» Exercise goal
Extract the complete listing and output it unchanged.

» Saved entries

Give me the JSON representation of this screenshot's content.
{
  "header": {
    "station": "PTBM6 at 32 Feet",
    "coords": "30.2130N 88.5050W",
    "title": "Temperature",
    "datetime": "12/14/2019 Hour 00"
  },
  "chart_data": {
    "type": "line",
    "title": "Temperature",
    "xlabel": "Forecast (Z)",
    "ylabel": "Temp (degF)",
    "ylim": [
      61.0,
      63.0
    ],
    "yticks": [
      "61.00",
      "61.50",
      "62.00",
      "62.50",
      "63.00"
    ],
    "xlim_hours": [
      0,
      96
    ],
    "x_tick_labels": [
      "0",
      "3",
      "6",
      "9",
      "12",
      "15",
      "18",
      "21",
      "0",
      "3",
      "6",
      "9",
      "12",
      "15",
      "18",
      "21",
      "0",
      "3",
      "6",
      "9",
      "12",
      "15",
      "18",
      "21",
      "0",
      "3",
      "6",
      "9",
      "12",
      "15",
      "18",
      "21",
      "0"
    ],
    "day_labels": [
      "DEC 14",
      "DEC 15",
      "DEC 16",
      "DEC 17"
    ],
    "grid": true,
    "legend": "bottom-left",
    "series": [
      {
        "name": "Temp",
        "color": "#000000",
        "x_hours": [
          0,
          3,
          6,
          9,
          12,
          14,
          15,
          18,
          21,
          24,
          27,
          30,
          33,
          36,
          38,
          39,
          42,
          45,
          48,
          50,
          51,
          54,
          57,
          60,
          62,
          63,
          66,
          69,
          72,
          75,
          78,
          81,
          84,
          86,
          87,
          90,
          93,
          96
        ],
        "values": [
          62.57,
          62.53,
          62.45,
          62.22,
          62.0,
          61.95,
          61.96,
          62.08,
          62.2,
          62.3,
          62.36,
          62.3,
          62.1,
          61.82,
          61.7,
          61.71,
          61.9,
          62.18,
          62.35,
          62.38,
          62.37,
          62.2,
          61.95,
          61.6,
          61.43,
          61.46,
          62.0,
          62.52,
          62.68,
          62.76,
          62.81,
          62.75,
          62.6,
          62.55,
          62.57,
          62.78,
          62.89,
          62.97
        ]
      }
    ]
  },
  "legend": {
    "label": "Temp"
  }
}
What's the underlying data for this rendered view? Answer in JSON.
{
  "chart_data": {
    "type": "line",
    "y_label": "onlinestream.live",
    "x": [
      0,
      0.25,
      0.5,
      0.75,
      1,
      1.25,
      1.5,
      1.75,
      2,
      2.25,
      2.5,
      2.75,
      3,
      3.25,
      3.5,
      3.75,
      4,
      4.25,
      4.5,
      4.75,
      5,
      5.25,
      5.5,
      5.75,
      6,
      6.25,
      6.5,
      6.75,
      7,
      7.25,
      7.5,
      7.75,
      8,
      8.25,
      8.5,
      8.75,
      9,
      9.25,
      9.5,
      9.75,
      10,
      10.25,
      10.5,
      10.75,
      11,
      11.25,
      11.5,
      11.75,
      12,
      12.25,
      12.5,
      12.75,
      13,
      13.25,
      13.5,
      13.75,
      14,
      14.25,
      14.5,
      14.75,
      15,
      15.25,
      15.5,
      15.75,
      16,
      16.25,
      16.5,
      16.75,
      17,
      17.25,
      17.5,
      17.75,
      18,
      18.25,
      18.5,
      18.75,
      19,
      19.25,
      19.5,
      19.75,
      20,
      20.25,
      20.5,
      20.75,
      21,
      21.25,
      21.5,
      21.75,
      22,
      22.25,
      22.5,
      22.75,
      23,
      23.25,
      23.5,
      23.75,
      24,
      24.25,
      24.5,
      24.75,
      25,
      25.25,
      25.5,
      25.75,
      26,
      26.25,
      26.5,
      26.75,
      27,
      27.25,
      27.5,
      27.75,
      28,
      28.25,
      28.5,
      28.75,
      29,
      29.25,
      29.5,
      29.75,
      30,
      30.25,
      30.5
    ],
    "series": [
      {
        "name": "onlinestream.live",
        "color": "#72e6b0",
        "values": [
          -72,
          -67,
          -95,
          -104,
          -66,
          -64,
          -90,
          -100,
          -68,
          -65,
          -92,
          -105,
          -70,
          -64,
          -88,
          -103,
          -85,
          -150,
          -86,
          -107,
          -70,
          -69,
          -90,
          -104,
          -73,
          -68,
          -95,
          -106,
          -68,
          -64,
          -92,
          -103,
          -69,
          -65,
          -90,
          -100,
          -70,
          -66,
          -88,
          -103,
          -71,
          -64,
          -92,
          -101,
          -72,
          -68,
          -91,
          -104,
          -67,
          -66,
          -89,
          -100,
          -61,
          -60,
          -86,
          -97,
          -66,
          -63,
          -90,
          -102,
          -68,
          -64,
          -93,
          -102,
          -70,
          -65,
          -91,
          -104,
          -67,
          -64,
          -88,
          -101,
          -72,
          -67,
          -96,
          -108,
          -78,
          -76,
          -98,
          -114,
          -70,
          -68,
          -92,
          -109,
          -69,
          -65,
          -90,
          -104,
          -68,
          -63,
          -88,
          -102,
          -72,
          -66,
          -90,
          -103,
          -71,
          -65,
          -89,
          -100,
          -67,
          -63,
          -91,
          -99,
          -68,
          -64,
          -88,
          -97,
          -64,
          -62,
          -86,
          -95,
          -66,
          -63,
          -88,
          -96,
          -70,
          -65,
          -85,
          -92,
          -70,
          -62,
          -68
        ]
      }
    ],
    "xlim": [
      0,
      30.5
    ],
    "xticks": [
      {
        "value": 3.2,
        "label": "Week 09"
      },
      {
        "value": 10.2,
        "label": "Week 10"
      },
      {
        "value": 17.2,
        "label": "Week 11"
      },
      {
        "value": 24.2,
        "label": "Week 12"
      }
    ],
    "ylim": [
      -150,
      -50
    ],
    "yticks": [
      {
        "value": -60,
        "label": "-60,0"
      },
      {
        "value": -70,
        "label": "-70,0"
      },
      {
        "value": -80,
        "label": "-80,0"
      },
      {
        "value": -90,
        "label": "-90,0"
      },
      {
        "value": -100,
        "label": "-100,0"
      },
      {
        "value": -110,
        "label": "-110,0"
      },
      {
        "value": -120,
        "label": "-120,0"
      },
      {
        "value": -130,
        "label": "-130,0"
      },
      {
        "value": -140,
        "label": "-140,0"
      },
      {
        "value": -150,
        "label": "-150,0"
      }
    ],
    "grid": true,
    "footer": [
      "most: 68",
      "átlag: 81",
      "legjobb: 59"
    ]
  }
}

» Written response
Give me the JSON representation of this screenshot's content.
{
  "header": {
    "station": "PTBM6 at 32 Feet",
    "coords": "30.2130N 88.5050W",
    "title": "Temperature",
    "datetime": "12/14/2019 Hour 00"
  },
  "chart_data": {
    "type": "line",
    "title": "Temperature",
    "xlabel": "Forecast (Z)",
    "ylabel": "Temp (degF)",
    "ylim": [
      61.0,
      63.0
    ],
    "yticks": [
      "61.00",
      "61.50",
      "62.00",
      "62.50",
      "63.00"
    ],
    "xlim_hours": [
      0,
      96
    ],
    "x_tick_labels": [
      "0",
      "3",
      "6",
      "9",
      "12",
      "15",
      "18",
      "21",
      "0",
      "3",
      "6",
      "9",
      "12",
      "15",
      "18",
      "21",
      "0",
      "3",
      "6",
      "9",
      "12",
      "15",
      "18",
      "21",
      "0",
      "3",
      "6",
      "9",
      "12",
      "15",
      "18",
      "21",
      "0"
    ],
    "day_labels": [
      "DEC 14",
      "DEC 15",
      "DEC 16",
      "DEC 17"
    ],
    "grid": true,
    "legend": "bottom-left",
    "series": [
      {
        "name": "Temp",
        "color": "#000000",
        "x_hours": [
          0,
          3,
          6,
          9,
          12,
          14,
          15,
          18,
          21,
          24,
          27,
          30,
          33,
          36,
          38,
          39,
          42,
          45,
          48,
          50,
          51,
          54,
          57,
          60,
          62,
          63,
          66,
          69,
          72,
          75,
          78,
          81,
          84,
          86,
          87,
          90,
          93,
          96
        ],
        "values": [
          62.57,
          62.53,
          62.45,
          62.22,
          62.0,
          61.95,
          61.96,
          62.08,
          62.2,
          62.3,
          62.36,
          62.3,
          62.1,
          61.82,
          61.7,
          61.71,
          61.9,
          62.18,
          62.35,
          62.38,
          62.37,
          62.2,
          61.95,
          61.6,
          61.43,
          61.46,
          62.0,
          62.52,
          62.68,
          62.76,
          62.81,
          62.75,
          62.6,
          62.55,
          62.57,
          62.78,
          62.89,
          62.97
        ]
      }
    ]
  },
  "legend": {
    "label": "Temp"
  }
}
What's the underlying data for this rendered view? Answer in JSON.
{
  "chart_data": {
    "type": "line",
    "y_label": "onlinestream.live",
    "x": [
      0,
      0.25,
      0.5,
      0.75,
      1,
      1.25,
      1.5,
      1.75,
      2,
      2.25,
      2.5,
      2.75,
      3,
      3.25,
      3.5,
      3.75,
      4,
      4.25,
      4.5,
      4.75,
      5,
      5.25,
      5.5,
      5.75,
      6,
      6.25,
      6.5,
      6.75,
      7,
      7.25,
      7.5,
      7.75,
      8,
      8.25,
      8.5,
      8.75,
      9,
      9.25,
      9.5,
      9.75,
      10,
      10.25,
      10.5,
      10.75,
      11,
      11.25,
      11.5,
      11.75,
      12,
      12.25,
      12.5,
      12.75,
      13,
      13.25,
      13.5,
      13.75,
      14,
      14.25,
      14.5,
      14.75,
      15,
      15.25,
      15.5,
      15.75,
      16,
      16.25,
      16.5,
      16.75,
      17,
      17.25,
      17.5,
      17.75,
      18,
      18.25,
      18.5,
      18.75,
      19,
      19.25,
      19.5,
      19.75,
      20,
      20.25,
      20.5,
      20.75,
      21,
      21.25,
      21.5,
      21.75,
      22,
      22.25,
      22.5,
      22.75,
      23,
      23.25,
      23.5,
      23.75,
      24,
      24.25,
      24.5,
      24.75,
      25,
      25.25,
      25.5,
      25.75,
      26,
      26.25,
      26.5,
      26.75,
      27,
      27.25,
      27.5,
      27.75,
      28,
      28.25,
      28.5,
      28.75,
      29,
      29.25,
      29.5,
      29.75,
      30,
      30.25,
      30.5
    ],
    "series": [
      {
        "name": "onlinestream.live",
        "color": "#72e6b0",
        "values": [
          -72,
          -67,
          -95,
          -104,
          -66,
          -64,
          -90,
          -100,
          -68,
          -65,
          -92,
          -105,
          -70,
          -64,
          -88,
          -103,
          -85,
          -150,
          -86,
          -107,
          -70,
          -69,
          -90,
          -104,
          -73,
          -68,
          -95,
          -106,
          -68,
          -64,
          -92,
          -103,
          -69,
          -65,
          -90,
          -100,
          -70,
          -66,
          -88,
          -103,
          -71,
          -64,
          -92,
          -101,
          -72,
          -68,
          -91,
          -104,
          -67,
          -66,
          -89,
          -100,
          -61,
          -60,
          -86,
          -97,
          -66,
          -63,
          -90,
          -102,
          -68,
          -64,
          -93,
          -102,
          -70,
          -65,
          -91,
          -104,
          -67,
          -64,
          -88,
          -101,
          -72,
          -67,
          -96,
          -108,
          -78,
          -76,
          -98,
          -114,
          -70,
          -68,
          -92,
          -109,
          -69,
          -65,
          -90,
          -104,
          -68,
          -63,
          -88,
          -102,
          -72,
          -66,
          -90,
          -103,
          -71,
          -65,
          -89,
          -100,
          -67,
          -63,
          -91,
          -99,
          -68,
          -64,
          -88,
          -97,
          -64,
          -62,
          -86,
          -95,
          -66,
          -63,
          -88,
          -96,
          -70,
          -65,
          -85,
          -92,
          -70,
          -62,
          -68
        ]
      }
    ],
    "xlim": [
      0,
      30.5
    ],
    "xticks": [
      {
        "value": 3.2,
        "label": "Week 09"
      },
      {
        "value": 10.2,
        "label": "Week 10"
      },
      {
        "value": 17.2,
        "label": "Week 11"
      },
      {
        "value": 24.2,
        "label": "Week 12"
      }
    ],
    "ylim": [
      -150,
      -50
    ],
    "yticks": [
      {
        "value": -60,
        "label": "-60,0"
      },
      {
        "value": -70,
        "label": "-70,0"
      },
      {
        "value": -80,
        "label": "-80,0"
      },
      {
        "value": -90,
        "label": "-90,0"
      },
      {
        "value": -100,
        "label": "-100,0"
      },
      {
        "value": -110,
        "label": "-110,0"
      },
      {
        "value": -120,
        "label": "-120,0"
      },
      {
        "value": -130,
        "label": "-130,0"
      },
      {
        "value": -140,
        "label": "-140,0"
      },
      {
        "value": -150,
        "label": "-150,0"
      }
    ],
    "grid": true,
    "footer": [
      "most: 68",
      "átlag: 81",
      "legjobb: 59"
    ]
  }
}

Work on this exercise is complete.